◆ Task details
Return the lines below that carry the word "государственных".

· · · · ·

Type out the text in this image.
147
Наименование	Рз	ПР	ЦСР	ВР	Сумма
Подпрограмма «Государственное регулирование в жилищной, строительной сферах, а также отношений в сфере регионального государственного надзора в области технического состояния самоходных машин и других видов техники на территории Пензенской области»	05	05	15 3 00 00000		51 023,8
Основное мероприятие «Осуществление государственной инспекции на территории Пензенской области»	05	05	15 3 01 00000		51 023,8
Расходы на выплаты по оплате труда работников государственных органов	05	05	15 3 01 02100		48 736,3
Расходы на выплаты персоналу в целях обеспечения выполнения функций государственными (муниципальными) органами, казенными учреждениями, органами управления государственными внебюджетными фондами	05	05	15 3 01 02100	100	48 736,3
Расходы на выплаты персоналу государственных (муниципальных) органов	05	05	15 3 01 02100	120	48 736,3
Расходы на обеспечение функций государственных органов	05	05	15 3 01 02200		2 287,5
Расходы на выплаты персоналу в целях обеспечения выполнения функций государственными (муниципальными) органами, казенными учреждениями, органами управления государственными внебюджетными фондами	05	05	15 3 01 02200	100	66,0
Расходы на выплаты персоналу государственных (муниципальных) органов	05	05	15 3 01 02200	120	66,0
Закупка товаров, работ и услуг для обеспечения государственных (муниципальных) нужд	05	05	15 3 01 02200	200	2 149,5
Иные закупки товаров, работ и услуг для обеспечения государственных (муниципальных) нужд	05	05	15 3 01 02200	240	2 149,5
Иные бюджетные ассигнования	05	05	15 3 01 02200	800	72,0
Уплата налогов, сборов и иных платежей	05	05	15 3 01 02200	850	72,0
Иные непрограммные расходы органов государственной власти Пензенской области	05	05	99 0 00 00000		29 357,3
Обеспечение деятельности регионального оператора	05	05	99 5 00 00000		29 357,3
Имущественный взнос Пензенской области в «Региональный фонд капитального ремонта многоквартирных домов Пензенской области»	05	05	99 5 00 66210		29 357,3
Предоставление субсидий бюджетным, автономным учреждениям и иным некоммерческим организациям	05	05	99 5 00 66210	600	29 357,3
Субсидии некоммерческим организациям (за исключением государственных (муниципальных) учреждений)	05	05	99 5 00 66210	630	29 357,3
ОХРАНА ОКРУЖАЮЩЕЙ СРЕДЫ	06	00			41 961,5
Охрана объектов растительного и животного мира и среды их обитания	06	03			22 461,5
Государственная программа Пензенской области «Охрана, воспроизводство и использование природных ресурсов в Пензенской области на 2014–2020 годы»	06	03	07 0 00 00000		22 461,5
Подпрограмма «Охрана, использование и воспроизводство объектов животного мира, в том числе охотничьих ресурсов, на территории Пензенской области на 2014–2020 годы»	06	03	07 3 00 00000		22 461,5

· · · · ·

◆ Exercise response
Расходы на выплаты по оплате труда работников государственных органов	05	05	15 3 01 02100		48 736,3
Расходы на выплаты персоналу государственных (муниципальных) органов	05	05	15 3 01 02100	120	48 736,3
Расходы на обеспечение функций государственных органов	05	05	15 3 01 02200		2 287,5
Расходы на выплаты персоналу государственных (муниципальных) органов	05	05	15 3 01 02200	120	66,0
Закупка товаров, работ и услуг для обеспечения государственных (муниципальных) нужд	05	05	15 3 01 02200	200	2 149,5
Иные закупки товаров, работ и услуг для обеспечения государственных (муниципальных) нужд	05	05	15 3 01 02200	240	2 149,5
Субсидии некоммерческим организациям (за исключением государственных (муниципальных) учреждений)	05	05	99 5 00 66210	630	29 357,3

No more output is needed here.